PROBLEM REQUIREMENTS »
Copy out all lines where "into" appears.

»»

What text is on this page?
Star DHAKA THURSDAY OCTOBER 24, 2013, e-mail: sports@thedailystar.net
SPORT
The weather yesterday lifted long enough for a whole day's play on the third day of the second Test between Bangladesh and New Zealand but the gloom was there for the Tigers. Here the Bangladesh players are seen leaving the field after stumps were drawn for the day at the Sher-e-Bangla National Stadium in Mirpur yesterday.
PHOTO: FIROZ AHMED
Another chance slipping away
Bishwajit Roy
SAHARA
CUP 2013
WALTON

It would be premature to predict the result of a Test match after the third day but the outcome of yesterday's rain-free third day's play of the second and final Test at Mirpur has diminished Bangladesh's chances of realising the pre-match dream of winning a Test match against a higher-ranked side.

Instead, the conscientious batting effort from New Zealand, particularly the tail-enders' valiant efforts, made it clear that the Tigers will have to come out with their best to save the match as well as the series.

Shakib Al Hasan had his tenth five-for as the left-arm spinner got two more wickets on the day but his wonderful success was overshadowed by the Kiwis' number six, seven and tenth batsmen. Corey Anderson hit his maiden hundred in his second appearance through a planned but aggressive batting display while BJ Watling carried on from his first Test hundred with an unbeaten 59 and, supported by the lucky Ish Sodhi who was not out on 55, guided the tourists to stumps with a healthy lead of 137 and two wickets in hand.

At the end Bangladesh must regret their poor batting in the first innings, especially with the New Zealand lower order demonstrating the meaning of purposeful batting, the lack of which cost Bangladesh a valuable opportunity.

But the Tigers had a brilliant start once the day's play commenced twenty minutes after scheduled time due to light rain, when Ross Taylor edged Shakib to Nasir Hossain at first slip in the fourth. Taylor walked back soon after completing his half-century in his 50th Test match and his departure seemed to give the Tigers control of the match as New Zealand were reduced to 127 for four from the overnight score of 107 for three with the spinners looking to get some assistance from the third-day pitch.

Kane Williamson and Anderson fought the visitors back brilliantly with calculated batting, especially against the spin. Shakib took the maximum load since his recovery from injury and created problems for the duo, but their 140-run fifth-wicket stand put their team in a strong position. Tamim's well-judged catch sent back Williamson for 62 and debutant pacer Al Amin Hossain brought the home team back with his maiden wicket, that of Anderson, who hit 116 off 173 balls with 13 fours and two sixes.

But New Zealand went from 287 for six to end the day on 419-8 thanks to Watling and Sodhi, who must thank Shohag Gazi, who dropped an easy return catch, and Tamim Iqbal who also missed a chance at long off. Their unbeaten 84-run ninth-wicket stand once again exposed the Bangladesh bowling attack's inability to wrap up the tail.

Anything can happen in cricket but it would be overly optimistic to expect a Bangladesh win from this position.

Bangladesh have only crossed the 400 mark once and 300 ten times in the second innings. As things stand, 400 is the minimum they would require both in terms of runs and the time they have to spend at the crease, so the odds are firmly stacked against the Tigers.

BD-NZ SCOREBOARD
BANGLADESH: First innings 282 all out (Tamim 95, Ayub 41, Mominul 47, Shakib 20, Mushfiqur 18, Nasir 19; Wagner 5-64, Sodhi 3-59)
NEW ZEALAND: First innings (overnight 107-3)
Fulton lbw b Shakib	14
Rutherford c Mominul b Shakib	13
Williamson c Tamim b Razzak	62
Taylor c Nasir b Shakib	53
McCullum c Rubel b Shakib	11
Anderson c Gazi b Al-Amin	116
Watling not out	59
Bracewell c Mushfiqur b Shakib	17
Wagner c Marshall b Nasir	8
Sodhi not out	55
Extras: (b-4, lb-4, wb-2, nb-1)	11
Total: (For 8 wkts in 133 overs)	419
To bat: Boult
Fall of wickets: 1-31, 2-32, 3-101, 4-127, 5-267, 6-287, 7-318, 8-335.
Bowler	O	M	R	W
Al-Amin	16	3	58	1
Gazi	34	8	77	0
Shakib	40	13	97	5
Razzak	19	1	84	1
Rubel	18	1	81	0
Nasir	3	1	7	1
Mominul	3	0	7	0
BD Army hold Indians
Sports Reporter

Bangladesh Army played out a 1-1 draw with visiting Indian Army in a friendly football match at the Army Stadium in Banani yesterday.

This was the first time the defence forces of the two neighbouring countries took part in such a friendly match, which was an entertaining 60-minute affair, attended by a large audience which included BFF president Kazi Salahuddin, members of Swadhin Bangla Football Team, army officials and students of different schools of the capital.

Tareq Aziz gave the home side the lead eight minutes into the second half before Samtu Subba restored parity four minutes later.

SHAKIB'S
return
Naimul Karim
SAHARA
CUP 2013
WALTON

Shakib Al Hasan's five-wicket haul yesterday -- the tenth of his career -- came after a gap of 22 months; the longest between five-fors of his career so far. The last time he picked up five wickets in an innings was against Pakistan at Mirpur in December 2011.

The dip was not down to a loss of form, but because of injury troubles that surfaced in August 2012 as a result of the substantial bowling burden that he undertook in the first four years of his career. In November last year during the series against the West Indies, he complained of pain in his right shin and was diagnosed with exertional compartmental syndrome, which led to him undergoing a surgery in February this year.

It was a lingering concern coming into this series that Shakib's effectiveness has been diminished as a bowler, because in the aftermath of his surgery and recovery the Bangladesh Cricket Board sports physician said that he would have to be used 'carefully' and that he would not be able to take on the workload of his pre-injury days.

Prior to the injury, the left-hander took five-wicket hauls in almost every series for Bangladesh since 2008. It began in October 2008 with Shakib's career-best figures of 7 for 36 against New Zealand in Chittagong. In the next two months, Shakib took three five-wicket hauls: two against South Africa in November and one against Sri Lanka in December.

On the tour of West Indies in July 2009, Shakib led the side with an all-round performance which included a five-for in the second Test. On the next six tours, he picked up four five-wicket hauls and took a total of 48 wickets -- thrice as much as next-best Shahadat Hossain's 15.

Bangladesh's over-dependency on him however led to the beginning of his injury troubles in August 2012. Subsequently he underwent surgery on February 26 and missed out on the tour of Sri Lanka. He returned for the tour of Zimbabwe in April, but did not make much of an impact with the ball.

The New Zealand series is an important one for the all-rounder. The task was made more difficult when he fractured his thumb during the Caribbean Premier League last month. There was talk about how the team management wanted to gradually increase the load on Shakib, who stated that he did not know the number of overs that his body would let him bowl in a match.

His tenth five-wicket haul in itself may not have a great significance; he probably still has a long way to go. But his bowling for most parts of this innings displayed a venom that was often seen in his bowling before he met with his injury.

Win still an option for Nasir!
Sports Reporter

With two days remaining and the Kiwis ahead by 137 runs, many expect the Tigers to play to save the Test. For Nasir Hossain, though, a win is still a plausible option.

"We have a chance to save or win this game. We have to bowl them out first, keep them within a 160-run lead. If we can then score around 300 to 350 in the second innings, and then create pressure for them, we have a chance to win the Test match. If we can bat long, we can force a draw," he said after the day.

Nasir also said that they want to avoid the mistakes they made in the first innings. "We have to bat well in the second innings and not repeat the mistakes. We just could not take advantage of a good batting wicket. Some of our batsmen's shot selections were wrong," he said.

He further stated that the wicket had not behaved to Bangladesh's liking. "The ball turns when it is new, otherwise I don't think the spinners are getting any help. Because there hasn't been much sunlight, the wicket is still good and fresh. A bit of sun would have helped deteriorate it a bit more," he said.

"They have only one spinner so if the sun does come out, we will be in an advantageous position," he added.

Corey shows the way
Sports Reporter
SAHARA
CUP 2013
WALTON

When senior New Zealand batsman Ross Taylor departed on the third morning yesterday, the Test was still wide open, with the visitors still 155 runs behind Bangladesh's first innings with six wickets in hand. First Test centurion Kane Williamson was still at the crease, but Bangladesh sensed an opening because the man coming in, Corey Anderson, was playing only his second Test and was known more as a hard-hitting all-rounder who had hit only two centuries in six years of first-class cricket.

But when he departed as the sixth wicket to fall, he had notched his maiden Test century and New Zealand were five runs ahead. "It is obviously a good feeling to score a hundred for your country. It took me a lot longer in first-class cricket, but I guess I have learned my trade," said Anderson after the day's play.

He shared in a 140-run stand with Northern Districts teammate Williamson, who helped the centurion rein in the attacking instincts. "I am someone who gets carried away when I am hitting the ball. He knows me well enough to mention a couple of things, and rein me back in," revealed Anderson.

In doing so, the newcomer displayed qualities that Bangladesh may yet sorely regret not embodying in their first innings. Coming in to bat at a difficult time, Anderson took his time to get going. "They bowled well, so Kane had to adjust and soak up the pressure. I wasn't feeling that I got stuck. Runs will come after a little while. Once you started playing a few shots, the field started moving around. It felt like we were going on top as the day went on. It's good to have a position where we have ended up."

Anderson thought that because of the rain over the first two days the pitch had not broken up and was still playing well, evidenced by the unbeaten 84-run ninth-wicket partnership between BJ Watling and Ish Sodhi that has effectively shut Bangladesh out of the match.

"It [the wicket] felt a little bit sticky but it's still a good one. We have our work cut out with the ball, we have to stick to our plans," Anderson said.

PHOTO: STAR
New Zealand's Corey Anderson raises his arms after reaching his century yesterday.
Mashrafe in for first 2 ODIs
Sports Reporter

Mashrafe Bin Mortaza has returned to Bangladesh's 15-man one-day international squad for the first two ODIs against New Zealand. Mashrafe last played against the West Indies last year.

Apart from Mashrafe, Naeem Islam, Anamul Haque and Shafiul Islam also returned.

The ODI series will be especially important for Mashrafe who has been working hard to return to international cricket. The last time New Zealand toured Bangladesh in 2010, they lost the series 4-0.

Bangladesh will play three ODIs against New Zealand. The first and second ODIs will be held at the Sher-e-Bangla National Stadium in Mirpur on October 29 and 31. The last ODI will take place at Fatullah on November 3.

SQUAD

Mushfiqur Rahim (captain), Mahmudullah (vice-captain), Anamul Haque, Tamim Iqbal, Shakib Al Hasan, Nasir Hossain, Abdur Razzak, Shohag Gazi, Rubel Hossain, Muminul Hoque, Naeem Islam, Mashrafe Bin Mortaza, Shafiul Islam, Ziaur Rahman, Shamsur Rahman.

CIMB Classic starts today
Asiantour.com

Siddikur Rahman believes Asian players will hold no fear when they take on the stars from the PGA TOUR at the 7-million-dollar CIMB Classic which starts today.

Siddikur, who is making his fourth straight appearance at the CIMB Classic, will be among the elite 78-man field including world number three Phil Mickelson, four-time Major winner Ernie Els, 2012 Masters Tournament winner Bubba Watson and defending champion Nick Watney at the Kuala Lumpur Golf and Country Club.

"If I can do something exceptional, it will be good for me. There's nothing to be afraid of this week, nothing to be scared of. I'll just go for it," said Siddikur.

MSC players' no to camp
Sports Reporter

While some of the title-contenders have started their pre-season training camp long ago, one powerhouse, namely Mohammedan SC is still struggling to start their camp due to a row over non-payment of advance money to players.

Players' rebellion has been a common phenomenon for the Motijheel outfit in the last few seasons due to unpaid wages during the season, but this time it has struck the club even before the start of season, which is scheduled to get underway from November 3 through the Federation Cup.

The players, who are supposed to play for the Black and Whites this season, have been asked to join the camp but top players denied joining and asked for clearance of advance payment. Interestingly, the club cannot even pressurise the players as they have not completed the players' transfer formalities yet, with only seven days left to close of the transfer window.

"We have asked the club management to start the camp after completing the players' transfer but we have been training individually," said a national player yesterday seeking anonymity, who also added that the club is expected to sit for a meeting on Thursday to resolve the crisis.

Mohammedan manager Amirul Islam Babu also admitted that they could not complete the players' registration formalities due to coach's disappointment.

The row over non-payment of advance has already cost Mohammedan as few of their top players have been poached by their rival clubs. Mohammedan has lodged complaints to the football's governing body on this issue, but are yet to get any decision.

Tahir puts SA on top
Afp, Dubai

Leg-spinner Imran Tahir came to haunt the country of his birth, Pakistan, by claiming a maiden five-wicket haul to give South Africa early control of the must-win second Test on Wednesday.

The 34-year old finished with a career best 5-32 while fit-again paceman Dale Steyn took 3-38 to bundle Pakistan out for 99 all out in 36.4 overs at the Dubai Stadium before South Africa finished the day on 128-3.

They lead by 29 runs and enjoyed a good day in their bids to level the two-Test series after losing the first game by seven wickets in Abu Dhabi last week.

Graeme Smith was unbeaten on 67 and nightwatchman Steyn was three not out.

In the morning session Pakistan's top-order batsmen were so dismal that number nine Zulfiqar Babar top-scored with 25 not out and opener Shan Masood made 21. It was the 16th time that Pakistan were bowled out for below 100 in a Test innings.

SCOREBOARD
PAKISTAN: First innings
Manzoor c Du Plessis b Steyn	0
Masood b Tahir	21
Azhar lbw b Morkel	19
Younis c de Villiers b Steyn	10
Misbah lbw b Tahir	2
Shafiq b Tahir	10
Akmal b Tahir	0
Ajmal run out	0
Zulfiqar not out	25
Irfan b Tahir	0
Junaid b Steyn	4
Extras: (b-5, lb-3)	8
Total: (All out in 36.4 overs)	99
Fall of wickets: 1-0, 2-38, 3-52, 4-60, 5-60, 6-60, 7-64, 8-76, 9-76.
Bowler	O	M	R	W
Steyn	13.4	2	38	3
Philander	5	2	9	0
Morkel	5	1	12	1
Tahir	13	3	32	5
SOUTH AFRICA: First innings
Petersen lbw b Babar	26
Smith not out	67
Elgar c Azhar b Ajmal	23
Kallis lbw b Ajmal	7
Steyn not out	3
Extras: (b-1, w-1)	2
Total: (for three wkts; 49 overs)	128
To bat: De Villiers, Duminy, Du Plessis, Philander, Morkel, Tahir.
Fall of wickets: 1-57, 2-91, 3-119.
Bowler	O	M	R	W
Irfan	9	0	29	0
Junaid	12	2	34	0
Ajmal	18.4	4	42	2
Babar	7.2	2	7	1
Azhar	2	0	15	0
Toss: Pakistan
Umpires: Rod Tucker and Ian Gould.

««

EXERCISE RESPONSE »
Tareq Aziz gave the home side the lead eight minutes into the second half before Samtu Subba restored parity four minutes later.
It was a lingering concern coming into this series that Shakib's effectiveness has been diminished as a bowler, because in the aftermath of his surgery and recovery the Bangladesh Cricket Board sports physician said that he would have to be used 'carefully' and that he would not be able to take on the workload of his pre-injury days.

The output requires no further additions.